Return each line of the listing that contains the string "most".

● ● ● ● ● ● ●

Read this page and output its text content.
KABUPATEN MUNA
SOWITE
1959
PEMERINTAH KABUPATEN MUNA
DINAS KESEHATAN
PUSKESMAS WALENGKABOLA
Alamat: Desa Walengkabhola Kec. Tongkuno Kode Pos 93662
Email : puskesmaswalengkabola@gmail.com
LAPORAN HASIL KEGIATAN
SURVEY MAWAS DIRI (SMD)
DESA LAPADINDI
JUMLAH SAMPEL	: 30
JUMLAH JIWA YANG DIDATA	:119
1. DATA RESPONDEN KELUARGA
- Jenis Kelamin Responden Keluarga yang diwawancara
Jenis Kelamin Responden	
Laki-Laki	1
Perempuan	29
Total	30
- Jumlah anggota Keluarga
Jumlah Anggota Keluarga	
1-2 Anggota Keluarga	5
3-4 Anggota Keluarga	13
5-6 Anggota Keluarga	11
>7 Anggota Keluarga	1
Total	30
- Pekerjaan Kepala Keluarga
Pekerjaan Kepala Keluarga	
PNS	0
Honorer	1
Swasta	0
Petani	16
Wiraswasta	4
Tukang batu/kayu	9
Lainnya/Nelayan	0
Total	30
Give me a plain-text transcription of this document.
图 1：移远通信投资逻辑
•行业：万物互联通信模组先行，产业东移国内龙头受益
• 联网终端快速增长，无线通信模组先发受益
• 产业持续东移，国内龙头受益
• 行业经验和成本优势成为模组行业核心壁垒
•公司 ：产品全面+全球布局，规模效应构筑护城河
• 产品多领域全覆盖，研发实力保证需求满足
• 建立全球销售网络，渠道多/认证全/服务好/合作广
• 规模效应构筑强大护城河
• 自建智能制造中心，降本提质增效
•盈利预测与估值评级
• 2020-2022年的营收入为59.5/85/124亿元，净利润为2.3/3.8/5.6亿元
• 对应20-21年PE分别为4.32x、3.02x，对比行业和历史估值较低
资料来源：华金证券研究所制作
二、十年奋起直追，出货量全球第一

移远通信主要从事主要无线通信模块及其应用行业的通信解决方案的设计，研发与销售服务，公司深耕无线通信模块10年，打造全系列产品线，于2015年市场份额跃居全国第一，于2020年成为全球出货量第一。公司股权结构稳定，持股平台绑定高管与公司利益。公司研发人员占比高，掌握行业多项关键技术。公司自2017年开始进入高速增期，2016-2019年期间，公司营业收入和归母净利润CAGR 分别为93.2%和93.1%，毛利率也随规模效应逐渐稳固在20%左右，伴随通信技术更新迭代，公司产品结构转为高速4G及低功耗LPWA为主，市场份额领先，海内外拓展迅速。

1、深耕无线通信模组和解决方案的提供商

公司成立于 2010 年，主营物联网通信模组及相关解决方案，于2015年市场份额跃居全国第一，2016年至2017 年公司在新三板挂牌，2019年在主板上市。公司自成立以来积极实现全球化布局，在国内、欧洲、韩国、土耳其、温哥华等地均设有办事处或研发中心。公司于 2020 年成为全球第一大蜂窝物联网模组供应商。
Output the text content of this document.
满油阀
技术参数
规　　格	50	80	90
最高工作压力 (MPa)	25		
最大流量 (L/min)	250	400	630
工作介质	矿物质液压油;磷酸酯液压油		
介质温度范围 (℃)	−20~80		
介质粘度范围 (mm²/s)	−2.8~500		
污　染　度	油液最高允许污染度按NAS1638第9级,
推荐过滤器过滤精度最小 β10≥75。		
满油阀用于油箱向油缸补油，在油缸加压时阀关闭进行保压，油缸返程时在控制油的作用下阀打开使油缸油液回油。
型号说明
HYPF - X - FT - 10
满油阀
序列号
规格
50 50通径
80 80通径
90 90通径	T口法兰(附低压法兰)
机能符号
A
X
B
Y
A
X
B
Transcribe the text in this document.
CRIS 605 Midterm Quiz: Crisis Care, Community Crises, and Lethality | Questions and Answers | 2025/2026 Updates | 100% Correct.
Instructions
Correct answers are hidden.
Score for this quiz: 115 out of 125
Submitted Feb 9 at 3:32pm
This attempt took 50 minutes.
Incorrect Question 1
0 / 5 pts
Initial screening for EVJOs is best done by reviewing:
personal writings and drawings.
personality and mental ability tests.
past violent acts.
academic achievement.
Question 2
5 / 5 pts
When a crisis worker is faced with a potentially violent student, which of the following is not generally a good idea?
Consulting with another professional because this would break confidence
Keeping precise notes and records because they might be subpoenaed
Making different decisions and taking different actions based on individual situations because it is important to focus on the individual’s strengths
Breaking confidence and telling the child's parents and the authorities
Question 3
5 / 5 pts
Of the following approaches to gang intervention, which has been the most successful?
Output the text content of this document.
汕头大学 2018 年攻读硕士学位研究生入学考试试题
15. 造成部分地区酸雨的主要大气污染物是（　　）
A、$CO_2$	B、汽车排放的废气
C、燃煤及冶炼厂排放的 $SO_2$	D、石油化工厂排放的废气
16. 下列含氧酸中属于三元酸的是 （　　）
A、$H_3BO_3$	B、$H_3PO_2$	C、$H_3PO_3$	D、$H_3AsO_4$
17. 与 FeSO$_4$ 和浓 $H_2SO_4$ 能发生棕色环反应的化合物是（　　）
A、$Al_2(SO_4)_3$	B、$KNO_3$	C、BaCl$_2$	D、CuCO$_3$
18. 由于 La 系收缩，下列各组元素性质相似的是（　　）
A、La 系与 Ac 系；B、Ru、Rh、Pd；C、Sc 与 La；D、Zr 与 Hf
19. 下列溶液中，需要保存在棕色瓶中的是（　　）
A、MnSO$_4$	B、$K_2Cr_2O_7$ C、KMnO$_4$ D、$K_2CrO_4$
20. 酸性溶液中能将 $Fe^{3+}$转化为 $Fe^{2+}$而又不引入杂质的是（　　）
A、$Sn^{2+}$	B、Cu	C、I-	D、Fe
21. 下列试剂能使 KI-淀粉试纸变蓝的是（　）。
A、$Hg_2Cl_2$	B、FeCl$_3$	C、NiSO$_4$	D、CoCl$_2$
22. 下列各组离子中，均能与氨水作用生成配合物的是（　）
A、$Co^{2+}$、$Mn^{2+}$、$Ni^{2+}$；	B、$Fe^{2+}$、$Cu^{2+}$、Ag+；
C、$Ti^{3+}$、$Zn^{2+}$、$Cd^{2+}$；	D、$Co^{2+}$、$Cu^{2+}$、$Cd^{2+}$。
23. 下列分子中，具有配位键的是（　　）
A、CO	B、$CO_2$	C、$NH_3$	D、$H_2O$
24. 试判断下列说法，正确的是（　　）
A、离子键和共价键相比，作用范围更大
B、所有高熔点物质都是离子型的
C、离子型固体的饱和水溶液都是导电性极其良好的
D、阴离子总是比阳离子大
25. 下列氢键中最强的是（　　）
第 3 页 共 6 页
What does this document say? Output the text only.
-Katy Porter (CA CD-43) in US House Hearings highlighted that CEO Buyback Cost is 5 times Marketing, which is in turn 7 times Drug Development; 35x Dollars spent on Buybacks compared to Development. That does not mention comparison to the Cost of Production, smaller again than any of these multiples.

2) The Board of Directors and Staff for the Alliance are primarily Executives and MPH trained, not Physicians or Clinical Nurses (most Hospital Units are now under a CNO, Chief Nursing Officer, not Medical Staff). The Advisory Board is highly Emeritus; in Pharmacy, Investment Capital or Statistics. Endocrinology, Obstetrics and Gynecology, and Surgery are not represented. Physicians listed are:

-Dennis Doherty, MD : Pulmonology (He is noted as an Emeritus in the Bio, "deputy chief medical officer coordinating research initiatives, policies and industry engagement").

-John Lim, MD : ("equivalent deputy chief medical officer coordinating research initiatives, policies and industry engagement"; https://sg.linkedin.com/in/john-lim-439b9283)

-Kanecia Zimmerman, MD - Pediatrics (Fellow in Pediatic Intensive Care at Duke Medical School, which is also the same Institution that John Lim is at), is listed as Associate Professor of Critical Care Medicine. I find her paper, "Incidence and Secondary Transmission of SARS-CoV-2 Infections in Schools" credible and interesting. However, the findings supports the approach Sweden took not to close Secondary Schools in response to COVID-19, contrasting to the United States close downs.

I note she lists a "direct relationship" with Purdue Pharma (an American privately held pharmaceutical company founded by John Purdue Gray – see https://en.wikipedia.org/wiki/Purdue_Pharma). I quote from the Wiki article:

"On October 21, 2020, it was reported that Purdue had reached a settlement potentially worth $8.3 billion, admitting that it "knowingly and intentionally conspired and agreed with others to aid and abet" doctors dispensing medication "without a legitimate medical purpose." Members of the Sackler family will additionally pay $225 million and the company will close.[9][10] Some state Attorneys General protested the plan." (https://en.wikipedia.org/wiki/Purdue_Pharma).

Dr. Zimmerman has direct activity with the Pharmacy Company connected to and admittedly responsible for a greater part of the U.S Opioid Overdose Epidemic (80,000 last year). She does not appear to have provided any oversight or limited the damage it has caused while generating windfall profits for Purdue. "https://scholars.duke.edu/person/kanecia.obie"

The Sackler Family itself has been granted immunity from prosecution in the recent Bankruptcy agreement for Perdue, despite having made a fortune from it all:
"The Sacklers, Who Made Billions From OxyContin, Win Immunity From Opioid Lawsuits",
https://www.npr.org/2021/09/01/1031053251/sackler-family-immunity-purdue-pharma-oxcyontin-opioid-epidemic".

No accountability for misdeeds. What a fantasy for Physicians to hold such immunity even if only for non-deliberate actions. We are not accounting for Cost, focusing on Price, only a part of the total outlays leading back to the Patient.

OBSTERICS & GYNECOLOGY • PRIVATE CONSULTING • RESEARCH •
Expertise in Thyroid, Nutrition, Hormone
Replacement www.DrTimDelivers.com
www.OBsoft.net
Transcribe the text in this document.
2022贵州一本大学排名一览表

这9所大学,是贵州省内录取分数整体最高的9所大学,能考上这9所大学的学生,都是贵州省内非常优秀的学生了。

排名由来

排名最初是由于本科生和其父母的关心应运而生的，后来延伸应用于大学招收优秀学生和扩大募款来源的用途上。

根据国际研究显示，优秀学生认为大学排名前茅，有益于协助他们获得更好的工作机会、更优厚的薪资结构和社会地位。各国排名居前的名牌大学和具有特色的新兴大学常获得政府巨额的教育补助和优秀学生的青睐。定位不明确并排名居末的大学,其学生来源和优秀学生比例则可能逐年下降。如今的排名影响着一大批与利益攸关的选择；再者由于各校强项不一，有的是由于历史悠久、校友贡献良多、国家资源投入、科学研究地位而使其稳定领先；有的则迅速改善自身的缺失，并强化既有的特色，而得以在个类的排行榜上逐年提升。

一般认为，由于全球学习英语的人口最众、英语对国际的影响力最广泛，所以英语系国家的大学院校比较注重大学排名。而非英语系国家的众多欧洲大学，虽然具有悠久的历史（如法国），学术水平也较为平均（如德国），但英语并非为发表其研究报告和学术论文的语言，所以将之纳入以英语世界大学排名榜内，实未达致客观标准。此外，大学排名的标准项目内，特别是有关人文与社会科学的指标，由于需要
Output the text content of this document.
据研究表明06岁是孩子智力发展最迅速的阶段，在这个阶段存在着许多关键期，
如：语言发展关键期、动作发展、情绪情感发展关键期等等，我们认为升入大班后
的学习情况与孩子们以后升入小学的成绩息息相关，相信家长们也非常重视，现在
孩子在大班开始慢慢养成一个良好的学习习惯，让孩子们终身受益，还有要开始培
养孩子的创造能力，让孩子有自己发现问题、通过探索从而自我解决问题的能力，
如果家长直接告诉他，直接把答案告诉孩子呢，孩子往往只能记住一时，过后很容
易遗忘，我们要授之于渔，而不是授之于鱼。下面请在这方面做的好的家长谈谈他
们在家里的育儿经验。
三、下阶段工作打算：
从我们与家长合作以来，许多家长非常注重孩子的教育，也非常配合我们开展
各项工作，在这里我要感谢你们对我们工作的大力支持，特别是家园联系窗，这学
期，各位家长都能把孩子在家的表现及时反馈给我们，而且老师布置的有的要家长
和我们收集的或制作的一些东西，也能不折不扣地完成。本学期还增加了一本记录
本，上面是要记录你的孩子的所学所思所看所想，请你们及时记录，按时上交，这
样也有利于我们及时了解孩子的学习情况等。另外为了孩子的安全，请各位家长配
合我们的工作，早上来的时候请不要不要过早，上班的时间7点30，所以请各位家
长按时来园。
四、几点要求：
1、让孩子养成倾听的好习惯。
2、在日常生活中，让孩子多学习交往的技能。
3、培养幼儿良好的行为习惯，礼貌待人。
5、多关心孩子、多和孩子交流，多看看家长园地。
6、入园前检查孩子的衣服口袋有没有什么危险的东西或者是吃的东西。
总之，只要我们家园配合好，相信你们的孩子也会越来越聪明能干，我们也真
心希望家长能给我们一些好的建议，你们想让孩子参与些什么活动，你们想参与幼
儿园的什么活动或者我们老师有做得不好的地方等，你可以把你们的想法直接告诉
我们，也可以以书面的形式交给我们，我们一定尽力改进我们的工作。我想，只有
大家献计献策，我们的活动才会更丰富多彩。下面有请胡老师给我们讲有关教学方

● ● ● ● ● ● ●

▶ [COMPLETE RESPONSE]:
Of the following approaches to gang intervention, which has been the most successful?
2) The Board of Directors and Staff for the Alliance are primarily Executives and MPH trained, not Physicians or Clinical Nurses (most Hospital Units are now under a CNO, Chief Nursing Officer, not Medical Staff). The Advisory Board is highly Emeritus; in Pharmacy, Investment Capital or Statistics. Endocrinology, Obstetrics and Gynecology, and Surgery are not represented. Physicians listed are:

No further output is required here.